Aim: Extract the text of every entry below exactly; leave images out.

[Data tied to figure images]
- - - - - - -
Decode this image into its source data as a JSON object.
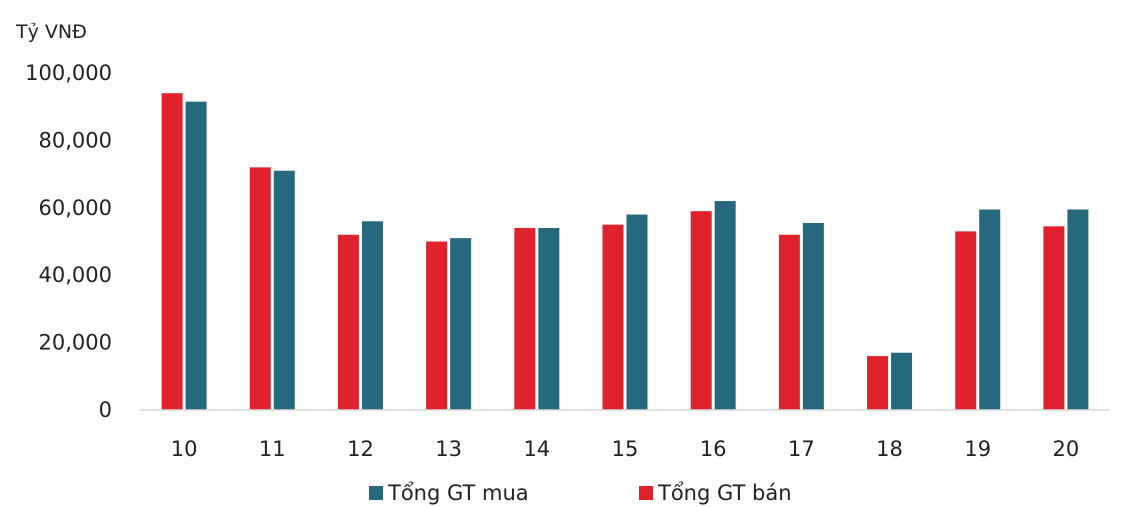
{
  "chart_data": {
    "type": "bar",
    "unit_label": "Tỷ VNĐ",
    "categories": [
      "10",
      "11",
      "12",
      "13",
      "14",
      "15",
      "16",
      "17",
      "18",
      "19",
      "20"
    ],
    "series": [
      {
        "name": "Tổng GT bán",
        "color": "#e0222c",
        "values": [
          94000,
          72000,
          52000,
          50000,
          54000,
          55000,
          59000,
          52000,
          16000,
          53000,
          54500
        ]
      },
      {
        "name": "Tổng GT mua",
        "color": "#26687e",
        "values": [
          91500,
          71000,
          56000,
          51000,
          54000,
          58000,
          62000,
          55500,
          17000,
          59500,
          59500
        ]
      }
    ],
    "y_ticks": [
      "0",
      "20,000",
      "40,000",
      "60,000",
      "80,000",
      "100,000"
    ],
    "ylim": [
      0,
      100000
    ],
    "grid": false,
    "legend": {
      "position": "bottom",
      "items": [
        {
          "label": "Tổng GT mua",
          "color": "#26687e"
        },
        {
          "label": "Tổng GT bán",
          "color": "#e0222c"
        }
      ]
    }
  }
}
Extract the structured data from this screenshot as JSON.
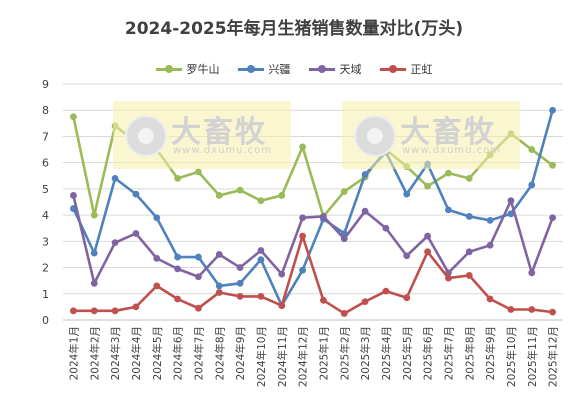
{
  "chart_data": {
    "type": "line",
    "title": "2024-2025年每月生猪销售数量对比(万头)",
    "categories": [
      "2024年1月",
      "2024年2月",
      "2024年3月",
      "2024年4月",
      "2024年5月",
      "2024年6月",
      "2024年7月",
      "2024年8月",
      "2024年9月",
      "2024年10月",
      "2024年11月",
      "2024年12月",
      "2025年1月",
      "2025年2月",
      "2025年3月",
      "2025年4月",
      "2025年5月",
      "2025年6月",
      "2025年7月",
      "2025年8月",
      "2025年9月",
      "2025年10月",
      "2025年11月",
      "2025年12月"
    ],
    "ylim": [
      0,
      9
    ],
    "yticks": [
      0,
      1,
      2,
      3,
      4,
      5,
      6,
      7,
      8,
      9
    ],
    "grid": true,
    "legend_position": "top",
    "series": [
      {
        "name": "罗牛山",
        "color": "#9bbb59",
        "values": [
          7.75,
          4.0,
          7.4,
          6.8,
          6.5,
          5.4,
          5.65,
          4.75,
          4.95,
          4.55,
          4.75,
          6.6,
          3.95,
          4.9,
          5.45,
          6.5,
          5.85,
          5.1,
          5.6,
          5.4,
          6.3,
          7.1,
          6.5,
          5.9
        ]
      },
      {
        "name": "兴疆",
        "color": "#4f81bd",
        "values": [
          4.25,
          2.55,
          5.4,
          4.8,
          3.9,
          2.4,
          2.4,
          1.3,
          1.4,
          2.3,
          0.55,
          1.9,
          3.85,
          3.3,
          5.55,
          6.4,
          4.8,
          5.95,
          4.2,
          3.95,
          3.8,
          4.05,
          5.15,
          8.0
        ]
      },
      {
        "name": "天域",
        "color": "#8064a2",
        "values": [
          4.75,
          1.4,
          2.95,
          3.3,
          2.35,
          1.95,
          1.65,
          2.5,
          2.0,
          2.65,
          1.75,
          3.9,
          3.95,
          3.1,
          4.15,
          3.5,
          2.45,
          3.2,
          1.8,
          2.6,
          2.85,
          4.55,
          1.8,
          3.9
        ]
      },
      {
        "name": "正虹",
        "color": "#c0504d",
        "values": [
          0.35,
          0.35,
          0.35,
          0.5,
          1.3,
          0.8,
          0.45,
          1.05,
          0.9,
          0.9,
          0.55,
          3.2,
          0.75,
          0.25,
          0.7,
          1.1,
          0.85,
          2.6,
          1.6,
          1.7,
          0.8,
          0.4,
          0.4,
          0.3
        ]
      }
    ]
  },
  "watermark": {
    "name": "大畜牧",
    "url": "www.dxumu.com"
  }
}
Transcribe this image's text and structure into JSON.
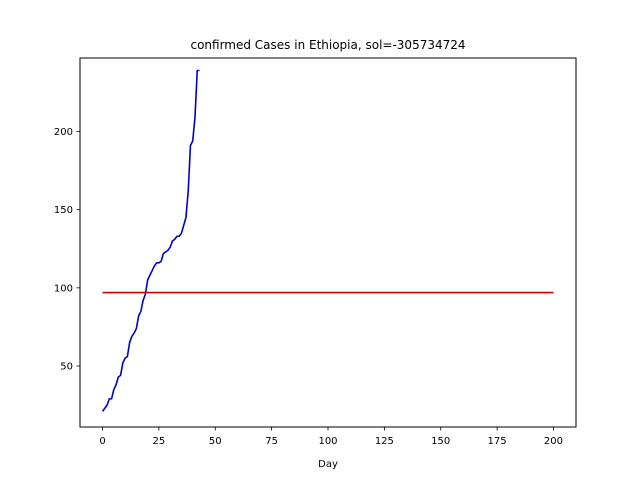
{
  "chart_data": {
    "type": "line",
    "title": "confirmed Cases in Ethiopia, sol=-305734724",
    "xlabel": "Day",
    "ylabel": "",
    "xlim": [
      -10,
      210
    ],
    "ylim": [
      11,
      247
    ],
    "xticks": [
      0,
      25,
      50,
      75,
      100,
      125,
      150,
      175,
      200
    ],
    "yticks": [
      50,
      100,
      150,
      200
    ],
    "grid": false,
    "series": [
      {
        "color": "#0000cc",
        "x": [
          0,
          1,
          2,
          3,
          4,
          5,
          6,
          7,
          8,
          9,
          10,
          11,
          12,
          13,
          14,
          15,
          16,
          17,
          18,
          19,
          20,
          21,
          22,
          23,
          24,
          25,
          26,
          27,
          28,
          29,
          30,
          31,
          32,
          33,
          34,
          35,
          36,
          37,
          38,
          39,
          40,
          41,
          42,
          43
        ],
        "y": [
          21,
          23,
          25,
          29,
          29,
          35,
          38,
          43,
          44,
          52,
          55,
          56,
          65,
          69,
          71,
          74,
          82,
          85,
          92,
          96,
          105,
          108,
          111,
          114,
          116,
          116,
          117,
          122,
          123,
          124,
          126,
          130,
          131,
          133,
          133,
          135,
          140,
          145,
          162,
          191,
          194,
          209,
          239,
          239
        ]
      },
      {
        "color": "#cc0000",
        "x": [
          0,
          200
        ],
        "y": [
          97,
          97
        ]
      }
    ]
  }
}
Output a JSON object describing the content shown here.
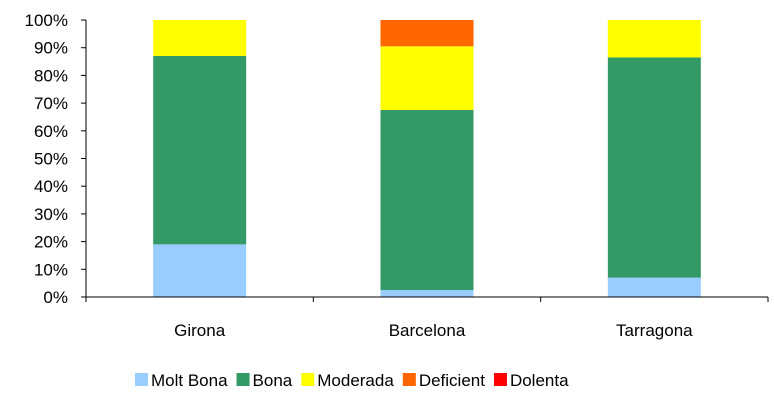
{
  "chart_data": {
    "type": "bar",
    "stacked": true,
    "categories": [
      "Girona",
      "Barcelona",
      "Tarragona"
    ],
    "series": [
      {
        "name": "Molt Bona",
        "color": "#99CCFF",
        "values": [
          19,
          2.5,
          7
        ]
      },
      {
        "name": "Bona",
        "color": "#339966",
        "values": [
          68,
          65,
          79.5
        ]
      },
      {
        "name": "Moderada",
        "color": "#FFFF00",
        "values": [
          13,
          23,
          13.5
        ]
      },
      {
        "name": "Deficient",
        "color": "#FF6600",
        "values": [
          0,
          9.5,
          0
        ]
      },
      {
        "name": "Dolenta",
        "color": "#FF0000",
        "values": [
          0,
          0,
          0
        ]
      }
    ],
    "y_ticks": [
      "0%",
      "10%",
      "20%",
      "30%",
      "40%",
      "50%",
      "60%",
      "70%",
      "80%",
      "90%",
      "100%"
    ],
    "ylim": [
      0,
      100
    ],
    "legend_position": "bottom",
    "grid": false
  }
}
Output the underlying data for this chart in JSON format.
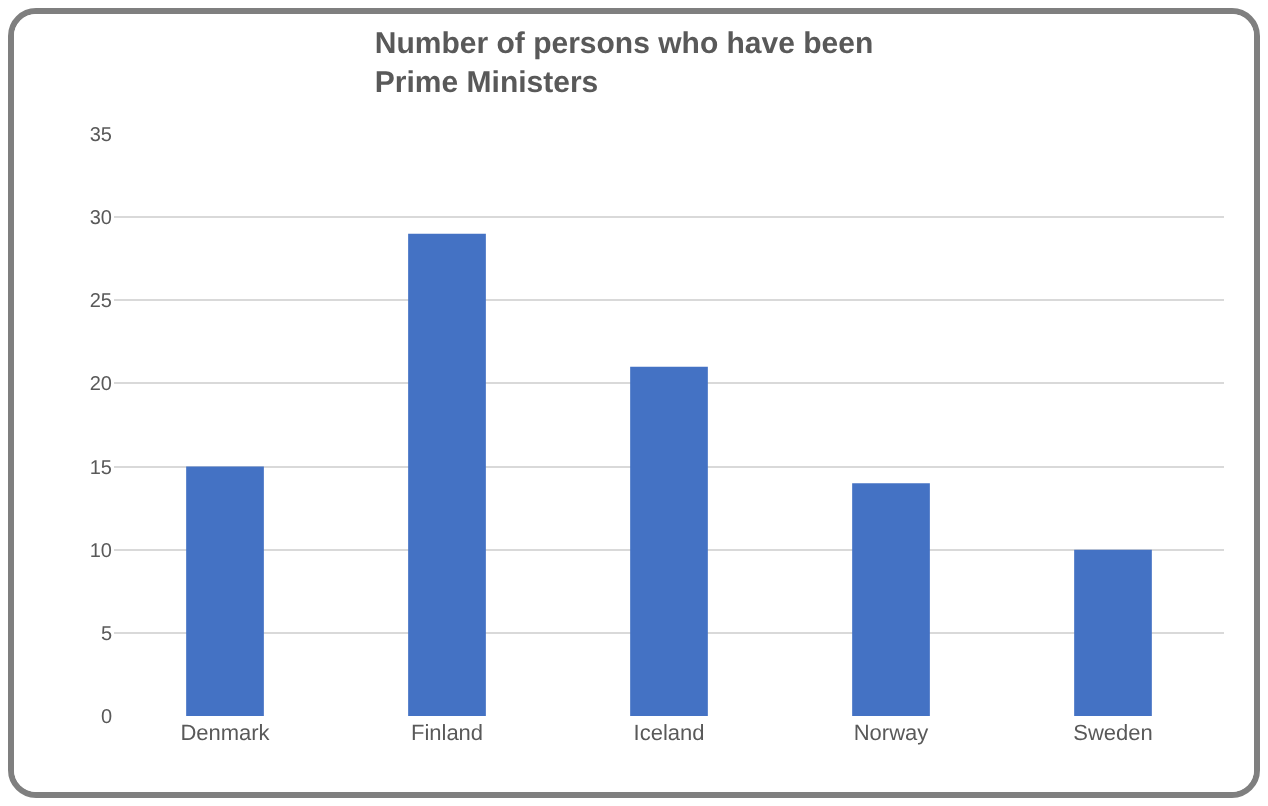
{
  "chart_data": {
    "type": "bar",
    "title": "Number of persons who have been Prime Ministers",
    "categories": [
      "Denmark",
      "Finland",
      "Iceland",
      "Norway",
      "Sweden"
    ],
    "values": [
      15,
      29,
      21,
      14,
      10
    ],
    "color": "#4472c4",
    "ylim": [
      0,
      35
    ],
    "yticks": [
      0,
      5,
      10,
      15,
      20,
      25,
      30,
      35
    ],
    "grid": "y"
  }
}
- - - - - - -
Problem solution:
Decode this image into its source data as a JSON object.
{
  "chart_data": {
    "type": "bar",
    "unit_label": "Tỷ VNĐ",
    "categories": [
      "10",
      "11",
      "12",
      "13",
      "14",
      "15",
      "16",
      "17",
      "18",
      "19",
      "20"
    ],
    "series": [
      {
        "name": "Tổng GT bán",
        "color": "#e0222c",
        "values": [
          94000,
          72000,
          52000,
          50000,
          54000,
          55000,
          59000,
          52000,
          16000,
          53000,
          54500
        ]
      },
      {
        "name": "Tổng GT mua",
        "color": "#26687e",
        "values": [
          91500,
          71000,
          56000,
          51000,
          54000,
          58000,
          62000,
          55500,
          17000,
          59500,
          59500
        ]
      }
    ],
    "y_ticks": [
      "0",
      "20,000",
      "40,000",
      "60,000",
      "80,000",
      "100,000"
    ],
    "ylim": [
      0,
      100000
    ],
    "grid": false,
    "legend": {
      "position": "bottom",
      "items": [
        {
          "label": "Tổng GT mua",
          "color": "#26687e"
        },
        {
          "label": "Tổng GT bán",
          "color": "#e0222c"
        }
      ]
    }
  }
}
Extract the structured data from this screenshot as JSON.
{
  "chart_data": {
    "type": "line",
    "title": "2024-2025年每月生猪销售数量对比(万头)",
    "categories": [
      "2024年1月",
      "2024年2月",
      "2024年3月",
      "2024年4月",
      "2024年5月",
      "2024年6月",
      "2024年7月",
      "2024年8月",
      "2024年9月",
      "2024年10月",
      "2024年11月",
      "2024年12月",
      "2025年1月",
      "2025年2月",
      "2025年3月",
      "2025年4月",
      "2025年5月",
      "2025年6月",
      "2025年7月",
      "2025年8月",
      "2025年9月",
      "2025年10月",
      "2025年11月",
      "2025年12月"
    ],
    "ylim": [
      0,
      9
    ],
    "yticks": [
      0,
      1,
      2,
      3,
      4,
      5,
      6,
      7,
      8,
      9
    ],
    "grid": true,
    "legend_position": "top",
    "series": [
      {
        "name": "罗牛山",
        "color": "#9bbb59",
        "values": [
          7.75,
          4.0,
          7.4,
          6.8,
          6.5,
          5.4,
          5.65,
          4.75,
          4.95,
          4.55,
          4.75,
          6.6,
          3.95,
          4.9,
          5.45,
          6.5,
          5.85,
          5.1,
          5.6,
          5.4,
          6.3,
          7.1,
          6.5,
          5.9
        ]
      },
      {
        "name": "兴疆",
        "color": "#4f81bd",
        "values": [
          4.25,
          2.55,
          5.4,
          4.8,
          3.9,
          2.4,
          2.4,
          1.3,
          1.4,
          2.3,
          0.55,
          1.9,
          3.85,
          3.3,
          5.55,
          6.4,
          4.8,
          5.95,
          4.2,
          3.95,
          3.8,
          4.05,
          5.15,
          8.0
        ]
      },
      {
        "name": "天域",
        "color": "#8064a2",
        "values": [
          4.75,
          1.4,
          2.95,
          3.3,
          2.35,
          1.95,
          1.65,
          2.5,
          2.0,
          2.65,
          1.75,
          3.9,
          3.95,
          3.1,
          4.15,
          3.5,
          2.45,
          3.2,
          1.8,
          2.6,
          2.85,
          4.55,
          1.8,
          3.9
        ]
      },
      {
        "name": "正虹",
        "color": "#c0504d",
        "values": [
          0.35,
          0.35,
          0.35,
          0.5,
          1.3,
          0.8,
          0.45,
          1.05,
          0.9,
          0.9,
          0.55,
          3.2,
          0.75,
          0.25,
          0.7,
          1.1,
          0.85,
          2.6,
          1.6,
          1.7,
          0.8,
          0.4,
          0.4,
          0.3
        ]
      }
    ]
  },
  "watermark": {
    "name": "大畜牧",
    "url": "www.dxumu.com"
  }
}
Transcribe this image's text and structure into JSON.
{
  "chart_data": {
    "type": "line",
    "title": "confirmed Cases in Ethiopia, sol=-305734724",
    "xlabel": "Day",
    "ylabel": "",
    "xlim": [
      -10,
      210
    ],
    "ylim": [
      11,
      247
    ],
    "xticks": [
      0,
      25,
      50,
      75,
      100,
      125,
      150,
      175,
      200
    ],
    "yticks": [
      50,
      100,
      150,
      200
    ],
    "grid": false,
    "series": [
      {
        "color": "#0000cc",
        "x": [
          0,
          1,
          2,
          3,
          4,
          5,
          6,
          7,
          8,
          9,
          10,
          11,
          12,
          13,
          14,
          15,
          16,
          17,
          18,
          19,
          20,
          21,
          22,
          23,
          24,
          25,
          26,
          27,
          28,
          29,
          30,
          31,
          32,
          33,
          34,
          35,
          36,
          37,
          38,
          39,
          40,
          41,
          42,
          43
        ],
        "y": [
          21,
          23,
          25,
          29,
          29,
          35,
          38,
          43,
          44,
          52,
          55,
          56,
          65,
          69,
          71,
          74,
          82,
          85,
          92,
          96,
          105,
          108,
          111,
          114,
          116,
          116,
          117,
          122,
          123,
          124,
          126,
          130,
          131,
          133,
          133,
          135,
          140,
          145,
          162,
          191,
          194,
          209,
          239,
          239
        ]
      },
      {
        "color": "#cc0000",
        "x": [
          0,
          200
        ],
        "y": [
          97,
          97
        ]
      }
    ]
  }
}
Output a JSON object describing the content shown here.
{
  "chart_data": {
    "type": "bar",
    "stacked": true,
    "categories": [
      "Girona",
      "Barcelona",
      "Tarragona"
    ],
    "series": [
      {
        "name": "Molt Bona",
        "color": "#99CCFF",
        "values": [
          19,
          2.5,
          7
        ]
      },
      {
        "name": "Bona",
        "color": "#339966",
        "values": [
          68,
          65,
          79.5
        ]
      },
      {
        "name": "Moderada",
        "color": "#FFFF00",
        "values": [
          13,
          23,
          13.5
        ]
      },
      {
        "name": "Deficient",
        "color": "#FF6600",
        "values": [
          0,
          9.5,
          0
        ]
      },
      {
        "name": "Dolenta",
        "color": "#FF0000",
        "values": [
          0,
          0,
          0
        ]
      }
    ],
    "y_ticks": [
      "0%",
      "10%",
      "20%",
      "30%",
      "40%",
      "50%",
      "60%",
      "70%",
      "80%",
      "90%",
      "100%"
    ],
    "ylim": [
      0,
      100
    ],
    "legend_position": "bottom",
    "grid": false
  }
}
Output the underlying data for this chart in JSON format.
{
  "chart_data": {
    "type": "bar",
    "title": "Number of persons who have been Prime Ministers",
    "categories": [
      "Denmark",
      "Finland",
      "Iceland",
      "Norway",
      "Sweden"
    ],
    "values": [
      15,
      29,
      21,
      14,
      10
    ],
    "color": "#4472c4",
    "ylim": [
      0,
      35
    ],
    "yticks": [
      0,
      5,
      10,
      15,
      20,
      25,
      30,
      35
    ],
    "grid": "y"
  }
}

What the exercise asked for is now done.